# Task details
Transcribe the records that follow. Keep every word exactly, and drop the pictures.

--- start Data for this exercise ---

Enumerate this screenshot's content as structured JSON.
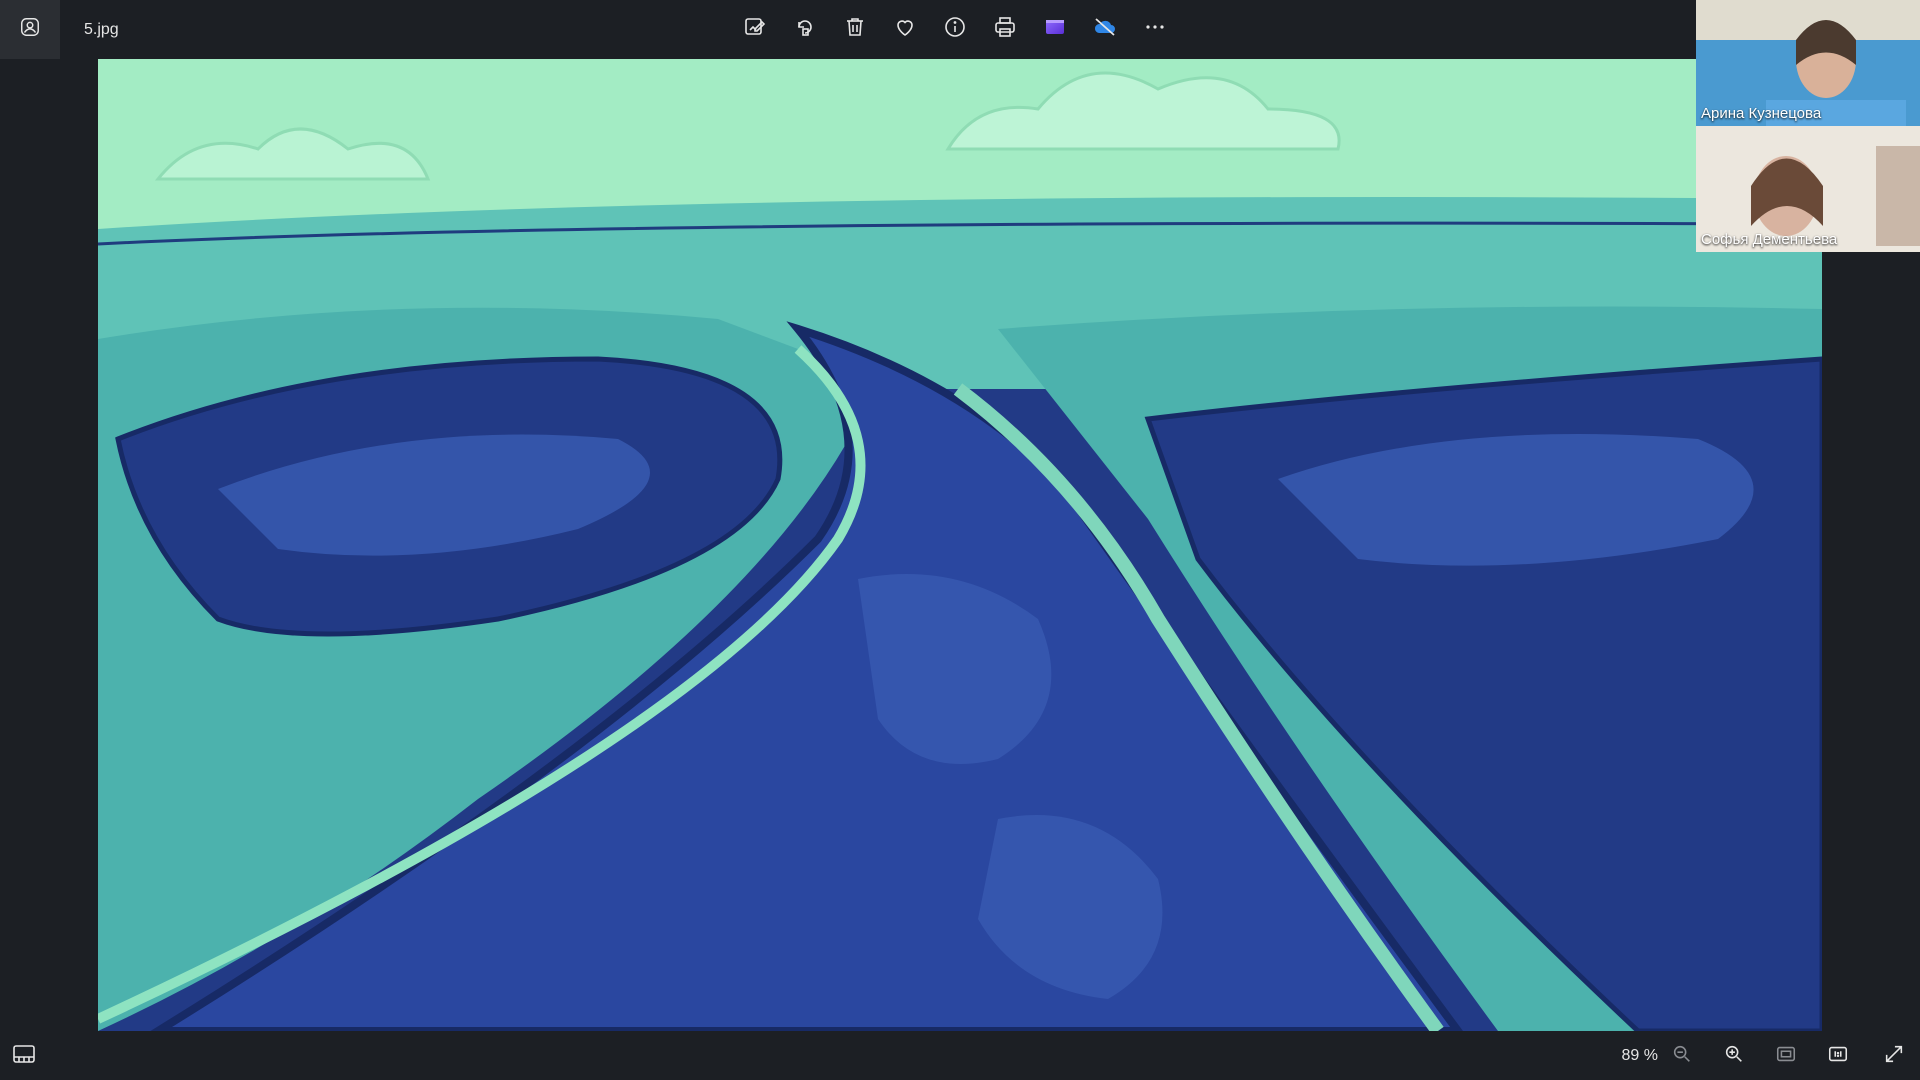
{
  "file": {
    "name": "5.jpg"
  },
  "toolbar": {
    "items": [
      {
        "name": "edit-image-icon"
      },
      {
        "name": "rotate-icon"
      },
      {
        "name": "delete-icon"
      },
      {
        "name": "favorite-heart-icon"
      },
      {
        "name": "info-icon"
      },
      {
        "name": "print-icon"
      },
      {
        "name": "clipchamp-icon"
      },
      {
        "name": "onedrive-off-icon"
      },
      {
        "name": "more-options-icon"
      }
    ]
  },
  "participants": [
    {
      "name": "Арина Кузнецова"
    },
    {
      "name": "Софья Дементьева"
    }
  ],
  "status": {
    "zoom": "89 %"
  },
  "colors": {
    "background": "#1c1f24",
    "sky": "#a3ecc4",
    "river_dark": "#223a86",
    "land_teal": "#3fa3a6"
  }
}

--- end Data for this exercise ---

# Completed task
Enumerate this screenshot's content as structured JSON.
{
  "file": {
    "name": "5.jpg"
  },
  "toolbar": {
    "items": [
      {
        "name": "edit-image-icon"
      },
      {
        "name": "rotate-icon"
      },
      {
        "name": "delete-icon"
      },
      {
        "name": "favorite-heart-icon"
      },
      {
        "name": "info-icon"
      },
      {
        "name": "print-icon"
      },
      {
        "name": "clipchamp-icon"
      },
      {
        "name": "onedrive-off-icon"
      },
      {
        "name": "more-options-icon"
      }
    ]
  },
  "participants": [
    {
      "name": "Арина Кузнецова"
    },
    {
      "name": "Софья Дементьева"
    }
  ],
  "status": {
    "zoom": "89 %"
  },
  "colors": {
    "background": "#1c1f24",
    "sky": "#a3ecc4",
    "river_dark": "#223a86",
    "land_teal": "#3fa3a6"
  }
}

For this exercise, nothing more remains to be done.